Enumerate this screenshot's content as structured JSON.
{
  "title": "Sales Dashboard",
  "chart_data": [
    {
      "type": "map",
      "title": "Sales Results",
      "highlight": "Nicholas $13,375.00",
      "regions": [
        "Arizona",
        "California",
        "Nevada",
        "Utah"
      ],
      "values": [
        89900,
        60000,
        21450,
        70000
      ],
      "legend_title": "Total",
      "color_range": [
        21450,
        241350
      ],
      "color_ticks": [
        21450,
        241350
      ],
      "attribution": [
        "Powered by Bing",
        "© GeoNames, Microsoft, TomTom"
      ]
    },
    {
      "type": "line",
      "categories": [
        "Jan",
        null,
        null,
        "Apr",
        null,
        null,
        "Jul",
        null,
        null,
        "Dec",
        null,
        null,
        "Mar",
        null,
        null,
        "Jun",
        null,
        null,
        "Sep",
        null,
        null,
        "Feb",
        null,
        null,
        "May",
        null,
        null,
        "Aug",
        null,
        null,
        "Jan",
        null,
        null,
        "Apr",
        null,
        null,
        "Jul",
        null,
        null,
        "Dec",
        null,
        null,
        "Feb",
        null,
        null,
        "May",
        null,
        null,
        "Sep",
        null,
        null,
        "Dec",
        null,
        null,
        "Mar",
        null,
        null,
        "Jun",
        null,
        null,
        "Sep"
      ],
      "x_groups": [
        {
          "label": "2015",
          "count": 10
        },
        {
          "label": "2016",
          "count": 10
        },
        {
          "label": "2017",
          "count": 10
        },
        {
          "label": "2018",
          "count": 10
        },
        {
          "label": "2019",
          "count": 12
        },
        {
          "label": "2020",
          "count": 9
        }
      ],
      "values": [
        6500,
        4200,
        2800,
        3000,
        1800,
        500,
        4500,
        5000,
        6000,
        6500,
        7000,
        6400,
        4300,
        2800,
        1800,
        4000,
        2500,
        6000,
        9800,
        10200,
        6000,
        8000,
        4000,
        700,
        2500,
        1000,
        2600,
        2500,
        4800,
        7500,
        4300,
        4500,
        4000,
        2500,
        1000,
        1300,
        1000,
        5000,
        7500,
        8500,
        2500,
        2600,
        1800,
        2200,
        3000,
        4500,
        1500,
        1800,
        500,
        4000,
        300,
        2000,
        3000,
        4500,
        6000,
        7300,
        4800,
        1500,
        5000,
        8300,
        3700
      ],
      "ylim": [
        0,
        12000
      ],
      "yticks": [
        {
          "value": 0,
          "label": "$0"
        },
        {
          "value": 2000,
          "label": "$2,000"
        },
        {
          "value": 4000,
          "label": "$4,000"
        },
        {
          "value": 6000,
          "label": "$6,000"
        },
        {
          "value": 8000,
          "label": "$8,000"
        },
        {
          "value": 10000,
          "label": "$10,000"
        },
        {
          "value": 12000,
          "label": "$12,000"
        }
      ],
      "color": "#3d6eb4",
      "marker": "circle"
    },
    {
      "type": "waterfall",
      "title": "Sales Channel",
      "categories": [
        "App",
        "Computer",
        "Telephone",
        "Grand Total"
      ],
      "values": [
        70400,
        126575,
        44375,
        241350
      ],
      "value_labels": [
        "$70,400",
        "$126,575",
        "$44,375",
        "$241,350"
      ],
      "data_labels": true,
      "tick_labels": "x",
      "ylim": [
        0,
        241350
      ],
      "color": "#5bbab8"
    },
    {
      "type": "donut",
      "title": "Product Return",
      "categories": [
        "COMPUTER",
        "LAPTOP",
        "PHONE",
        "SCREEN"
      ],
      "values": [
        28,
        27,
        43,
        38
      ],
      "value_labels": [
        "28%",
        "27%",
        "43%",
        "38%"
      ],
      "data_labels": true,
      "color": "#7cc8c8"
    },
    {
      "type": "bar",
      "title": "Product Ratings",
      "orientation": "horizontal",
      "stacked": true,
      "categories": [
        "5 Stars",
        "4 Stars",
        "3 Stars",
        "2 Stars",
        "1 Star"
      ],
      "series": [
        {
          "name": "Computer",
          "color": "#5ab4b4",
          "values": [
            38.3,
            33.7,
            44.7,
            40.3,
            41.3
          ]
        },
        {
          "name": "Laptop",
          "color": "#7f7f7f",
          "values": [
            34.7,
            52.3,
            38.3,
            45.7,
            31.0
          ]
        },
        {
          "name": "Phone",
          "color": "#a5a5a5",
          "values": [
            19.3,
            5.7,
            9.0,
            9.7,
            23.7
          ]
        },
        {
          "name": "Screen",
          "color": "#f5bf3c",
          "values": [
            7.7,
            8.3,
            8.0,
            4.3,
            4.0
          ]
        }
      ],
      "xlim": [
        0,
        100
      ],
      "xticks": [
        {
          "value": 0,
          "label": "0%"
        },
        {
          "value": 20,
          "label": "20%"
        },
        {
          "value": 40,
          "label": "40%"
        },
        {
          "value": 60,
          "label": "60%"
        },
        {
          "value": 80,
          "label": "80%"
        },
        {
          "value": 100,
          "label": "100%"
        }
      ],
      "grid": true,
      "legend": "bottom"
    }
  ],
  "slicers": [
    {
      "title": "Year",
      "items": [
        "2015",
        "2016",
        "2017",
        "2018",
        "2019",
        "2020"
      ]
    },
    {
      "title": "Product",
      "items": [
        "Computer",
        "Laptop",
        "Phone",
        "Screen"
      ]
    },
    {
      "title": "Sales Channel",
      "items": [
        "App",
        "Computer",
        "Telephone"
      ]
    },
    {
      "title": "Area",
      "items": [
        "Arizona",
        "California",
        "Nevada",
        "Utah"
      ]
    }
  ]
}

*TASK TO COMPLETE:* Repeat the records exactly, including every line.

*RESPONSE FOR THIS EXERCISE:*
Enumerate this screenshot's content as structured JSON.
{
  "title": "Sales Dashboard",
  "chart_data": [
    {
      "type": "map",
      "title": "Sales Results",
      "highlight": "Nicholas $13,375.00",
      "regions": [
        "Arizona",
        "California",
        "Nevada",
        "Utah"
      ],
      "values": [
        89900,
        60000,
        21450,
        70000
      ],
      "legend_title": "Total",
      "color_range": [
        21450,
        241350
      ],
      "color_ticks": [
        21450,
        241350
      ],
      "attribution": [
        "Powered by Bing",
        "© GeoNames, Microsoft, TomTom"
      ]
    },
    {
      "type": "line",
      "categories": [
        "Jan",
        null,
        null,
        "Apr",
        null,
        null,
        "Jul",
        null,
        null,
        "Dec",
        null,
        null,
        "Mar",
        null,
        null,
        "Jun",
        null,
        null,
        "Sep",
        null,
        null,
        "Feb",
        null,
        null,
        "May",
        null,
        null,
        "Aug",
        null,
        null,
        "Jan",
        null,
        null,
        "Apr",
        null,
        null,
        "Jul",
        null,
        null,
        "Dec",
        null,
        null,
        "Feb",
        null,
        null,
        "May",
        null,
        null,
        "Sep",
        null,
        null,
        "Dec",
        null,
        null,
        "Mar",
        null,
        null,
        "Jun",
        null,
        null,
        "Sep"
      ],
      "x_groups": [
        {
          "label": "2015",
          "count": 10
        },
        {
          "label": "2016",
          "count": 10
        },
        {
          "label": "2017",
          "count": 10
        },
        {
          "label": "2018",
          "count": 10
        },
        {
          "label": "2019",
          "count": 12
        },
        {
          "label": "2020",
          "count": 9
        }
      ],
      "values": [
        6500,
        4200,
        2800,
        3000,
        1800,
        500,
        4500,
        5000,
        6000,
        6500,
        7000,
        6400,
        4300,
        2800,
        1800,
        4000,
        2500,
        6000,
        9800,
        10200,
        6000,
        8000,
        4000,
        700,
        2500,
        1000,
        2600,
        2500,
        4800,
        7500,
        4300,
        4500,
        4000,
        2500,
        1000,
        1300,
        1000,
        5000,
        7500,
        8500,
        2500,
        2600,
        1800,
        2200,
        3000,
        4500,
        1500,
        1800,
        500,
        4000,
        300,
        2000,
        3000,
        4500,
        6000,
        7300,
        4800,
        1500,
        5000,
        8300,
        3700
      ],
      "ylim": [
        0,
        12000
      ],
      "yticks": [
        {
          "value": 0,
          "label": "$0"
        },
        {
          "value": 2000,
          "label": "$2,000"
        },
        {
          "value": 4000,
          "label": "$4,000"
        },
        {
          "value": 6000,
          "label": "$6,000"
        },
        {
          "value": 8000,
          "label": "$8,000"
        },
        {
          "value": 10000,
          "label": "$10,000"
        },
        {
          "value": 12000,
          "label": "$12,000"
        }
      ],
      "color": "#3d6eb4",
      "marker": "circle"
    },
    {
      "type": "waterfall",
      "title": "Sales Channel",
      "categories": [
        "App",
        "Computer",
        "Telephone",
        "Grand Total"
      ],
      "values": [
        70400,
        126575,
        44375,
        241350
      ],
      "value_labels": [
        "$70,400",
        "$126,575",
        "$44,375",
        "$241,350"
      ],
      "data_labels": true,
      "tick_labels": "x",
      "ylim": [
        0,
        241350
      ],
      "color": "#5bbab8"
    },
    {
      "type": "donut",
      "title": "Product Return",
      "categories": [
        "COMPUTER",
        "LAPTOP",
        "PHONE",
        "SCREEN"
      ],
      "values": [
        28,
        27,
        43,
        38
      ],
      "value_labels": [
        "28%",
        "27%",
        "43%",
        "38%"
      ],
      "data_labels": true,
      "color": "#7cc8c8"
    },
    {
      "type": "bar",
      "title": "Product Ratings",
      "orientation": "horizontal",
      "stacked": true,
      "categories": [
        "5 Stars",
        "4 Stars",
        "3 Stars",
        "2 Stars",
        "1 Star"
      ],
      "series": [
        {
          "name": "Computer",
          "color": "#5ab4b4",
          "values": [
            38.3,
            33.7,
            44.7,
            40.3,
            41.3
          ]
        },
        {
          "name": "Laptop",
          "color": "#7f7f7f",
          "values": [
            34.7,
            52.3,
            38.3,
            45.7,
            31.0
          ]
        },
        {
          "name": "Phone",
          "color": "#a5a5a5",
          "values": [
            19.3,
            5.7,
            9.0,
            9.7,
            23.7
          ]
        },
        {
          "name": "Screen",
          "color": "#f5bf3c",
          "values": [
            7.7,
            8.3,
            8.0,
            4.3,
            4.0
          ]
        }
      ],
      "xlim": [
        0,
        100
      ],
      "xticks": [
        {
          "value": 0,
          "label": "0%"
        },
        {
          "value": 20,
          "label": "20%"
        },
        {
          "value": 40,
          "label": "40%"
        },
        {
          "value": 60,
          "label": "60%"
        },
        {
          "value": 80,
          "label": "80%"
        },
        {
          "value": 100,
          "label": "100%"
        }
      ],
      "grid": true,
      "legend": "bottom"
    }
  ],
  "slicers": [
    {
      "title": "Year",
      "items": [
        "2015",
        "2016",
        "2017",
        "2018",
        "2019",
        "2020"
      ]
    },
    {
      "title": "Product",
      "items": [
        "Computer",
        "Laptop",
        "Phone",
        "Screen"
      ]
    },
    {
      "title": "Sales Channel",
      "items": [
        "App",
        "Computer",
        "Telephone"
      ]
    },
    {
      "title": "Area",
      "items": [
        "Arizona",
        "California",
        "Nevada",
        "Utah"
      ]
    }
  ]
}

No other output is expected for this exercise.